[Chart and figure data]
══════

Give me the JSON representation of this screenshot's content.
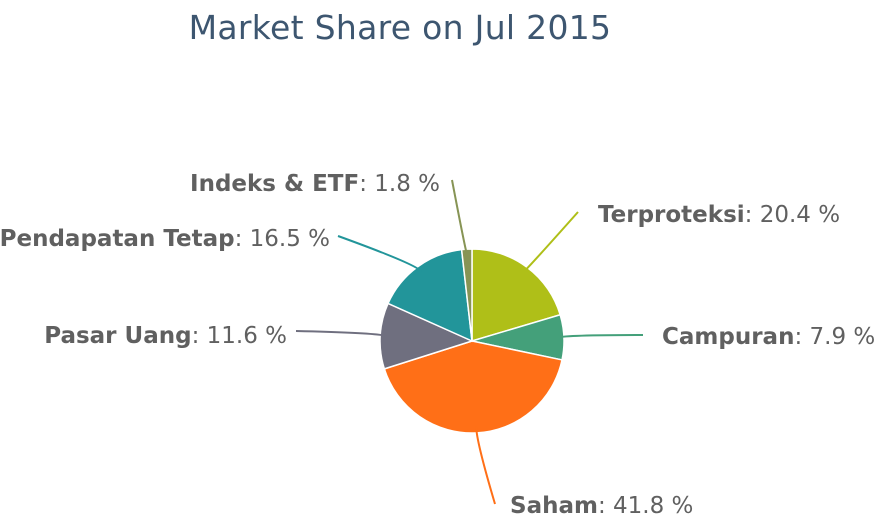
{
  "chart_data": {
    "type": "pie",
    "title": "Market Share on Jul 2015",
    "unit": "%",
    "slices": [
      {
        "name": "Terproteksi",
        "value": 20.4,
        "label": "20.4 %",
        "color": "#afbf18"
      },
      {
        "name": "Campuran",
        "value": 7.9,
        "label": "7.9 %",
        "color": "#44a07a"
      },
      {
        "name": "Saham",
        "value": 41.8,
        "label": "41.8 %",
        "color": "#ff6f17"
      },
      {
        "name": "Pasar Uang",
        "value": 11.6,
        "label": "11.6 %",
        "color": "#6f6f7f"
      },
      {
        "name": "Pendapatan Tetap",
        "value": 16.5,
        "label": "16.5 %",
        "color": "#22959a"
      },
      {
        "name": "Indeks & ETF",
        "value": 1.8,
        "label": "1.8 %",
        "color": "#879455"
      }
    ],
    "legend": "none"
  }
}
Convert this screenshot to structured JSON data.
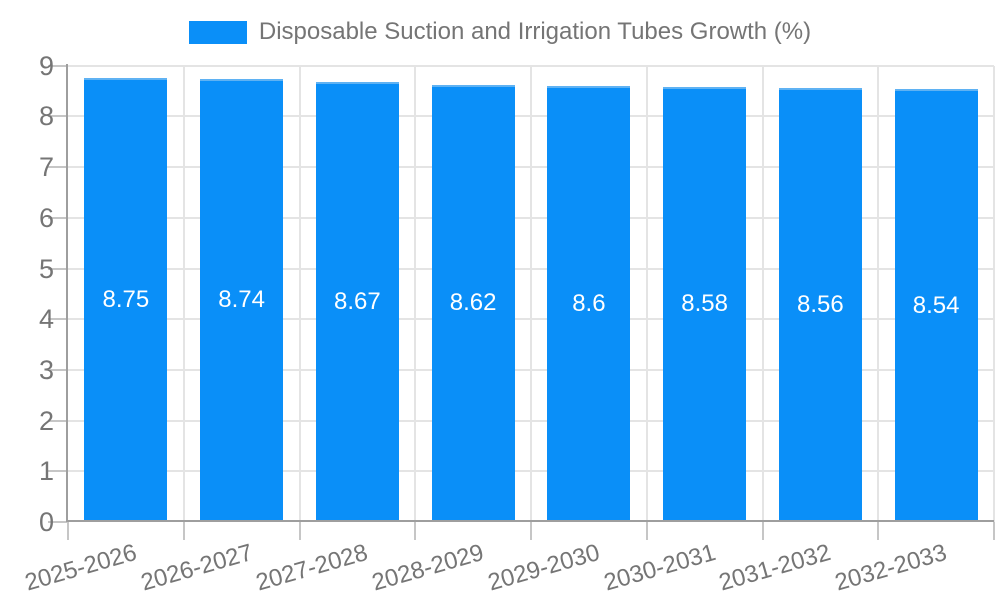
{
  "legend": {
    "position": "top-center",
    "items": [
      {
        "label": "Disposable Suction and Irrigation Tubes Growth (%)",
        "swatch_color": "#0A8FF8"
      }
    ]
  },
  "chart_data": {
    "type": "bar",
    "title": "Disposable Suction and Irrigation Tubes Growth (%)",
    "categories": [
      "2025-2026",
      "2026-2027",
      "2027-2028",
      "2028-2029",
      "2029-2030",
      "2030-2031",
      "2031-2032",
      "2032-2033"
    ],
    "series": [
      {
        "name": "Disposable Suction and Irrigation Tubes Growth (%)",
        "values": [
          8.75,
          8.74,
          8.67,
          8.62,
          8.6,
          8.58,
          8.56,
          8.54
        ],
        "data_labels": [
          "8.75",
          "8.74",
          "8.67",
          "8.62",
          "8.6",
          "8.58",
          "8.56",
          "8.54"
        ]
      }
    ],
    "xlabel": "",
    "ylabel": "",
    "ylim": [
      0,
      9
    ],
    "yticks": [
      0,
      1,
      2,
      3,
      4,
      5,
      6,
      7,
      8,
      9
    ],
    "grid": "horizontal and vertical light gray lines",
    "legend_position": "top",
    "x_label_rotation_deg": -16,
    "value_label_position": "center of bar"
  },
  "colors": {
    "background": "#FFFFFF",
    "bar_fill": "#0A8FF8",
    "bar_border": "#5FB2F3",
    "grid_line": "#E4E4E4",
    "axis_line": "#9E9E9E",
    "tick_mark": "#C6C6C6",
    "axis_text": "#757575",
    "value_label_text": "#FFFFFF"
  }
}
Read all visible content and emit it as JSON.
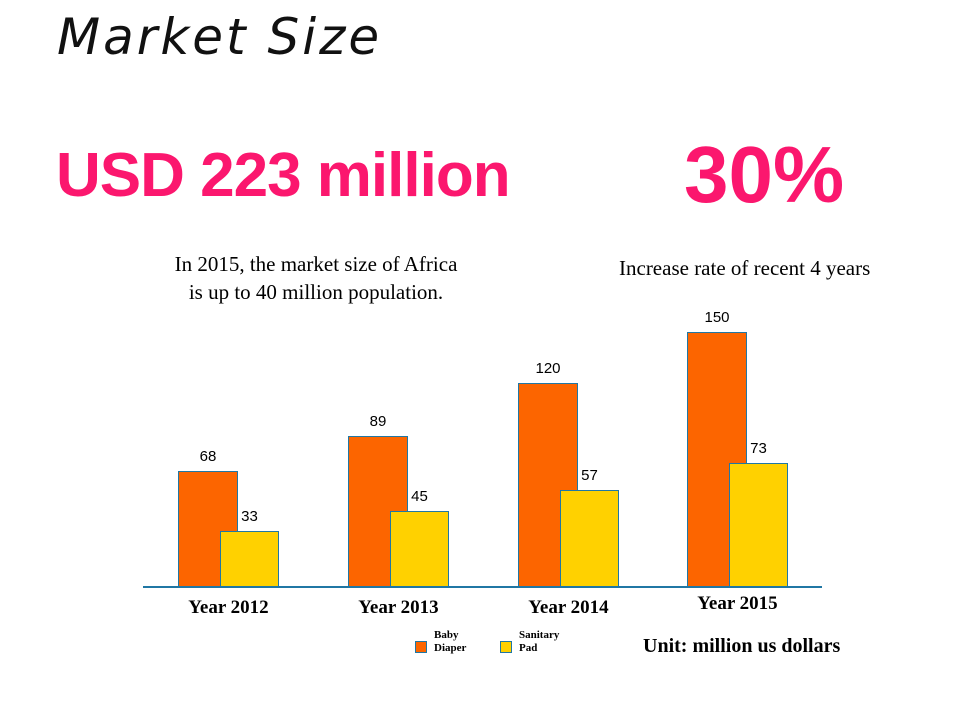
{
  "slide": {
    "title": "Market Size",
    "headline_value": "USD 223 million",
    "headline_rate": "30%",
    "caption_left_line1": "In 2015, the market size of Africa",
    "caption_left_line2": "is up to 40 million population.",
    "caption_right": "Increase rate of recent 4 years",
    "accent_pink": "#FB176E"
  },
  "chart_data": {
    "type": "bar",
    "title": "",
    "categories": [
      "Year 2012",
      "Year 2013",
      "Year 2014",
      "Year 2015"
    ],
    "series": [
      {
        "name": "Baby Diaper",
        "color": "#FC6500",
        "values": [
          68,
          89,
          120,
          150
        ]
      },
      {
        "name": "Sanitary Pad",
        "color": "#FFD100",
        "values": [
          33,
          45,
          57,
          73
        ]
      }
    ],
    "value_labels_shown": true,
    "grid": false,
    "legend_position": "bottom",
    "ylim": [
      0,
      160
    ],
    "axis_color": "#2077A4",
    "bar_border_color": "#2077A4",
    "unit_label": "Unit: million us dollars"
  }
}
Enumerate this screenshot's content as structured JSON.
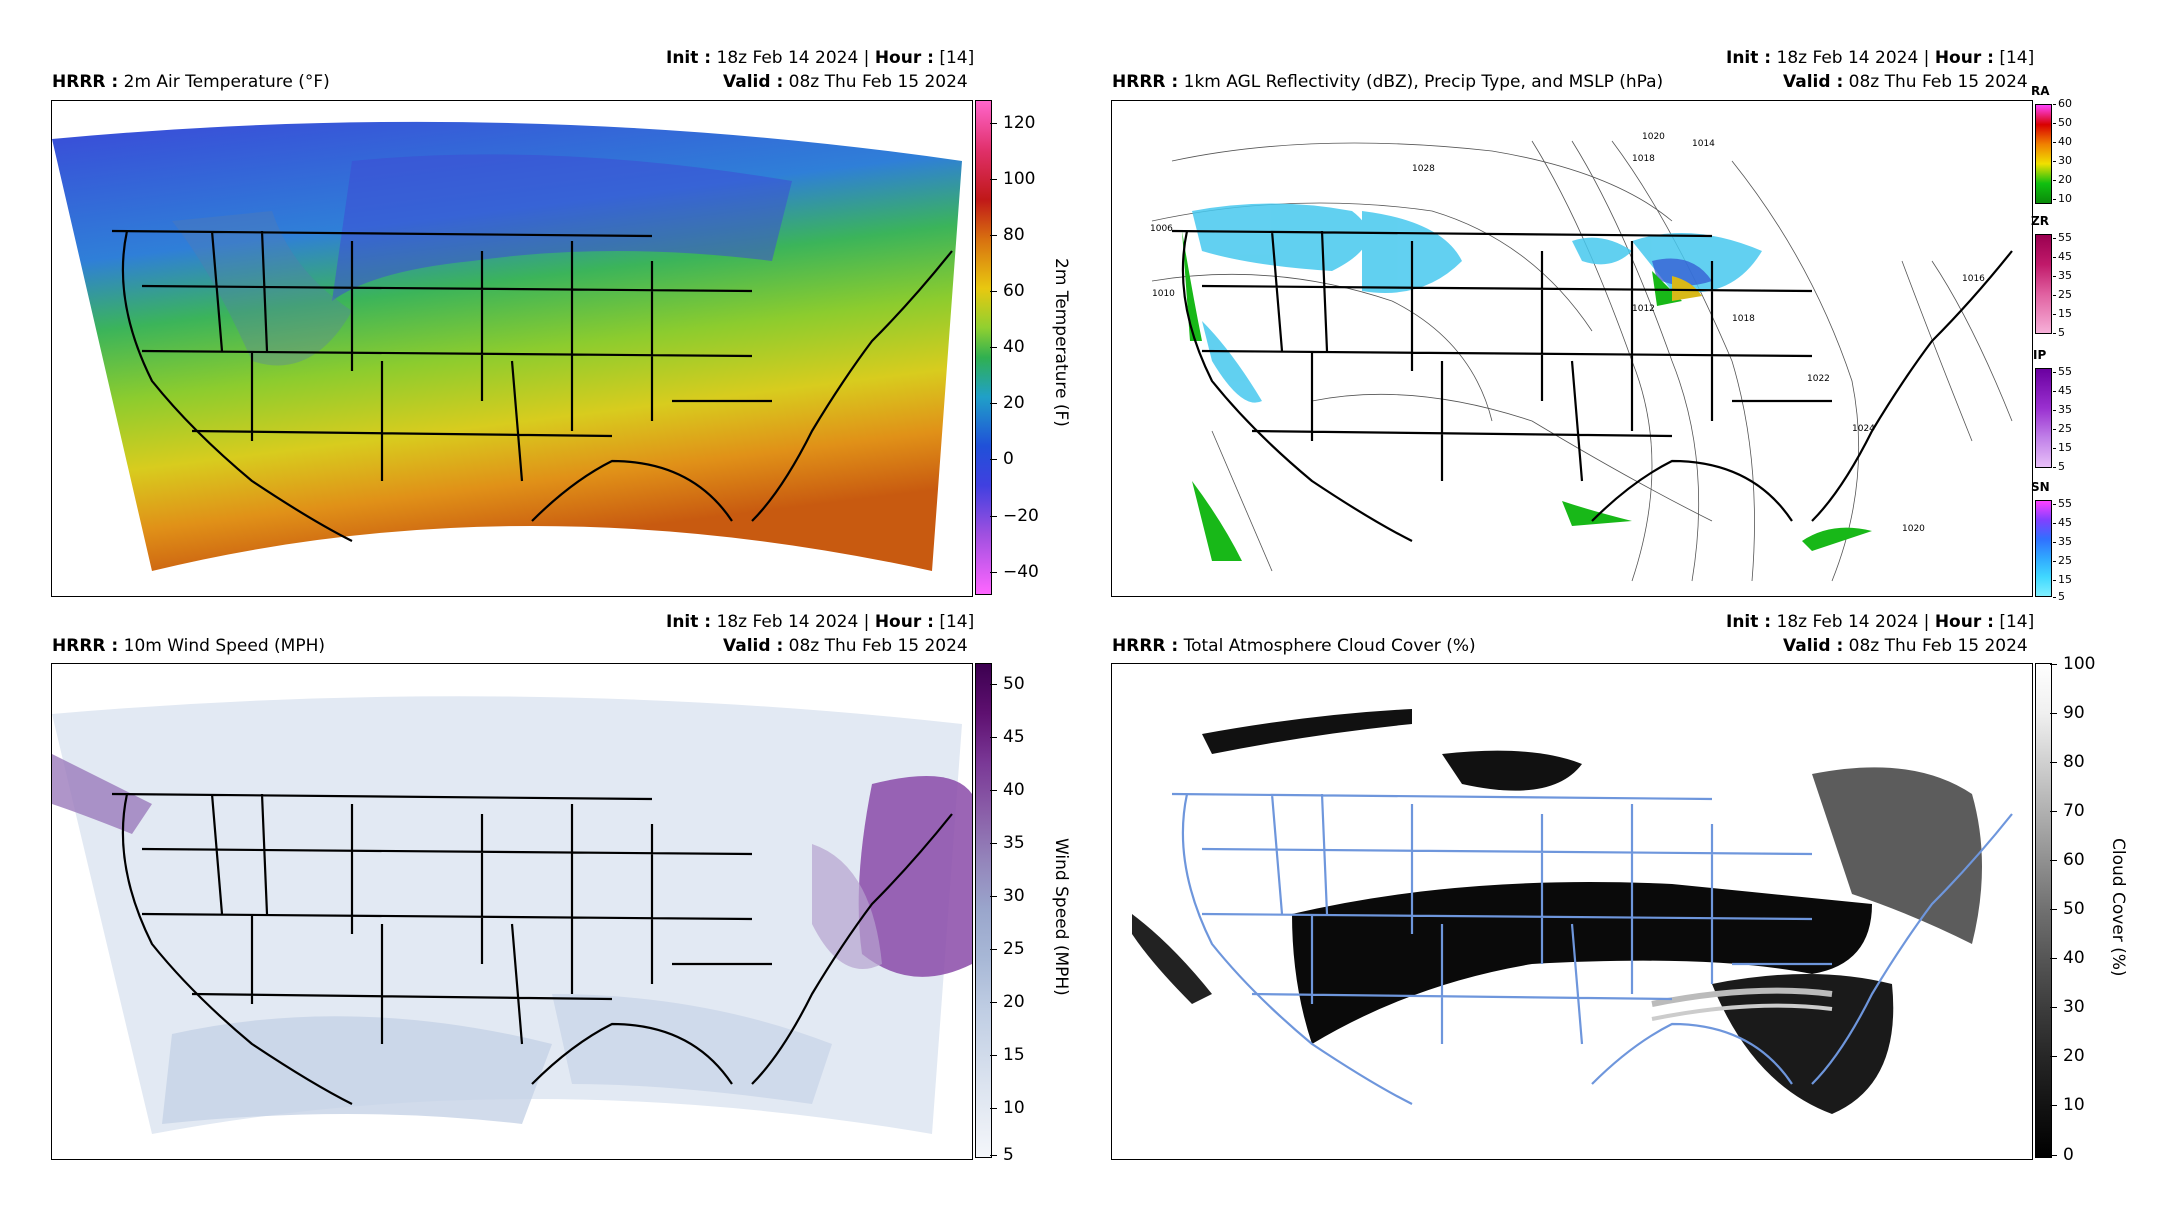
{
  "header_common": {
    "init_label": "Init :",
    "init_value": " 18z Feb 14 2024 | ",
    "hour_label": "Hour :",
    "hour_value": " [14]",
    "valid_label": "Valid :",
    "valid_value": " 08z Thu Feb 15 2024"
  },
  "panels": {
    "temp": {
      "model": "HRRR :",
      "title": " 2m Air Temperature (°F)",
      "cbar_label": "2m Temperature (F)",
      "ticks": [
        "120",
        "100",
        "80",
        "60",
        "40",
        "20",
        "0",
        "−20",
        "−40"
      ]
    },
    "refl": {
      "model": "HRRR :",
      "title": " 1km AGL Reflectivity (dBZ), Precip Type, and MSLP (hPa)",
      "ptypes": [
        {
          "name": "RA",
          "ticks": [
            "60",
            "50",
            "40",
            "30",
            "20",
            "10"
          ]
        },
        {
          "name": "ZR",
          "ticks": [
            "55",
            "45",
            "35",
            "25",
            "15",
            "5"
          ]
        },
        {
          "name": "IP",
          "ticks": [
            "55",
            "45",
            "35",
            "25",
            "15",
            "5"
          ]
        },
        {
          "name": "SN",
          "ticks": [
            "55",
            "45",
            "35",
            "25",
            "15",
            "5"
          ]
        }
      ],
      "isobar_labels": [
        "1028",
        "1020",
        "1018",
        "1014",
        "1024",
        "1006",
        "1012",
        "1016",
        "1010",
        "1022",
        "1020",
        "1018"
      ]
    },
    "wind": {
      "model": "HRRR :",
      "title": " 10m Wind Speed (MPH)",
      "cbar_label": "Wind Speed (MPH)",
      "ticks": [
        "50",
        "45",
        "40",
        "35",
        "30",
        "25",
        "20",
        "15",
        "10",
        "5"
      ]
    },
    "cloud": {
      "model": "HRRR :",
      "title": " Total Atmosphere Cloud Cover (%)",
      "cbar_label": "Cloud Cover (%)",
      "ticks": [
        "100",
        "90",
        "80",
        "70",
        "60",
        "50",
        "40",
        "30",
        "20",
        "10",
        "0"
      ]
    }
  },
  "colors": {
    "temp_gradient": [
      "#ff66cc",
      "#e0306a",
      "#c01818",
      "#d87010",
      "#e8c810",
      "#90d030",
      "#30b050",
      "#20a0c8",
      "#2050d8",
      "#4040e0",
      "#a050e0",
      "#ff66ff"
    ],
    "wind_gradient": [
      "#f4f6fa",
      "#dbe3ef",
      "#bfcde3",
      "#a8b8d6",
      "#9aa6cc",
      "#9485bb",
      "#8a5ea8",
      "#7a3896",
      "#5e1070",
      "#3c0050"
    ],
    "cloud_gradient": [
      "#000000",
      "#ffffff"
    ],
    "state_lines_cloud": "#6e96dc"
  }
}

══════

Exercise instructions: Images in the records should not be copied. Repeat all the rest exactly.

Exercise result:
Give me the JSON representation of this screenshot's content.
{
  "chart_data": {
    "type": "pie",
    "title": "Market Share on Jul 2015",
    "unit": "%",
    "slices": [
      {
        "name": "Terproteksi",
        "value": 20.4,
        "label": "20.4 %",
        "color": "#afbf18"
      },
      {
        "name": "Campuran",
        "value": 7.9,
        "label": "7.9 %",
        "color": "#44a07a"
      },
      {
        "name": "Saham",
        "value": 41.8,
        "label": "41.8 %",
        "color": "#ff6f17"
      },
      {
        "name": "Pasar Uang",
        "value": 11.6,
        "label": "11.6 %",
        "color": "#6f6f7f"
      },
      {
        "name": "Pendapatan Tetap",
        "value": 16.5,
        "label": "16.5 %",
        "color": "#22959a"
      },
      {
        "name": "Indeks & ETF",
        "value": 1.8,
        "label": "1.8 %",
        "color": "#879455"
      }
    ],
    "legend": "none"
  }
}
Convert this screenshot to structured JSON data.
{
  "legend": {
    "position": "top-center",
    "items": [
      {
        "label": "Disposable Suction and Irrigation Tubes Growth (%)",
        "swatch_color": "#0A8FF8"
      }
    ]
  },
  "chart_data": {
    "type": "bar",
    "title": "Disposable Suction and Irrigation Tubes Growth (%)",
    "categories": [
      "2025-2026",
      "2026-2027",
      "2027-2028",
      "2028-2029",
      "2029-2030",
      "2030-2031",
      "2031-2032",
      "2032-2033"
    ],
    "series": [
      {
        "name": "Disposable Suction and Irrigation Tubes Growth (%)",
        "values": [
          8.75,
          8.74,
          8.67,
          8.62,
          8.6,
          8.58,
          8.56,
          8.54
        ],
        "data_labels": [
          "8.75",
          "8.74",
          "8.67",
          "8.62",
          "8.6",
          "8.58",
          "8.56",
          "8.54"
        ]
      }
    ],
    "xlabel": "",
    "ylabel": "",
    "ylim": [
      0,
      9
    ],
    "yticks": [
      0,
      1,
      2,
      3,
      4,
      5,
      6,
      7,
      8,
      9
    ],
    "grid": "horizontal and vertical light gray lines",
    "legend_position": "top",
    "x_label_rotation_deg": -16,
    "value_label_position": "center of bar"
  },
  "colors": {
    "background": "#FFFFFF",
    "bar_fill": "#0A8FF8",
    "bar_border": "#5FB2F3",
    "grid_line": "#E4E4E4",
    "axis_line": "#9E9E9E",
    "tick_mark": "#C6C6C6",
    "axis_text": "#757575",
    "value_label_text": "#FFFFFF"
  }
}
Read all visible content and emit it as JSON.
{
  "slide": {
    "title": "Market Size",
    "headline_value": "USD 223 million",
    "headline_rate": "30%",
    "caption_left_line1": "In 2015, the market size of Africa",
    "caption_left_line2": "is up to 40 million population.",
    "caption_right": "Increase rate of recent 4 years",
    "accent_pink": "#FB176E"
  },
  "chart_data": {
    "type": "bar",
    "title": "",
    "categories": [
      "Year 2012",
      "Year 2013",
      "Year 2014",
      "Year 2015"
    ],
    "series": [
      {
        "name": "Baby Diaper",
        "color": "#FC6500",
        "values": [
          68,
          89,
          120,
          150
        ]
      },
      {
        "name": "Sanitary Pad",
        "color": "#FFD100",
        "values": [
          33,
          45,
          57,
          73
        ]
      }
    ],
    "value_labels_shown": true,
    "grid": false,
    "legend_position": "bottom",
    "ylim": [
      0,
      160
    ],
    "axis_color": "#2077A4",
    "bar_border_color": "#2077A4",
    "unit_label": "Unit: million us dollars"
  }
}
Enumerate this screenshot's content as structured JSON.
{
  "header_common": {
    "init_label": "Init :",
    "init_value": " 18z Feb 14 2024 | ",
    "hour_label": "Hour :",
    "hour_value": " [14]",
    "valid_label": "Valid :",
    "valid_value": " 08z Thu Feb 15 2024"
  },
  "panels": {
    "temp": {
      "model": "HRRR :",
      "title": " 2m Air Temperature (°F)",
      "cbar_label": "2m Temperature (F)",
      "ticks": [
        "120",
        "100",
        "80",
        "60",
        "40",
        "20",
        "0",
        "−20",
        "−40"
      ]
    },
    "refl": {
      "model": "HRRR :",
      "title": " 1km AGL Reflectivity (dBZ), Precip Type, and MSLP (hPa)",
      "ptypes": [
        {
          "name": "RA",
          "ticks": [
            "60",
            "50",
            "40",
            "30",
            "20",
            "10"
          ]
        },
        {
          "name": "ZR",
          "ticks": [
            "55",
            "45",
            "35",
            "25",
            "15",
            "5"
          ]
        },
        {
          "name": "IP",
          "ticks": [
            "55",
            "45",
            "35",
            "25",
            "15",
            "5"
          ]
        },
        {
          "name": "SN",
          "ticks": [
            "55",
            "45",
            "35",
            "25",
            "15",
            "5"
          ]
        }
      ],
      "isobar_labels": [
        "1028",
        "1020",
        "1018",
        "1014",
        "1024",
        "1006",
        "1012",
        "1016",
        "1010",
        "1022",
        "1020",
        "1018"
      ]
    },
    "wind": {
      "model": "HRRR :",
      "title": " 10m Wind Speed (MPH)",
      "cbar_label": "Wind Speed (MPH)",
      "ticks": [
        "50",
        "45",
        "40",
        "35",
        "30",
        "25",
        "20",
        "15",
        "10",
        "5"
      ]
    },
    "cloud": {
      "model": "HRRR :",
      "title": " Total Atmosphere Cloud Cover (%)",
      "cbar_label": "Cloud Cover (%)",
      "ticks": [
        "100",
        "90",
        "80",
        "70",
        "60",
        "50",
        "40",
        "30",
        "20",
        "10",
        "0"
      ]
    }
  },
  "colors": {
    "temp_gradient": [
      "#ff66cc",
      "#e0306a",
      "#c01818",
      "#d87010",
      "#e8c810",
      "#90d030",
      "#30b050",
      "#20a0c8",
      "#2050d8",
      "#4040e0",
      "#a050e0",
      "#ff66ff"
    ],
    "wind_gradient": [
      "#f4f6fa",
      "#dbe3ef",
      "#bfcde3",
      "#a8b8d6",
      "#9aa6cc",
      "#9485bb",
      "#8a5ea8",
      "#7a3896",
      "#5e1070",
      "#3c0050"
    ],
    "cloud_gradient": [
      "#000000",
      "#ffffff"
    ],
    "state_lines_cloud": "#6e96dc"
  }
}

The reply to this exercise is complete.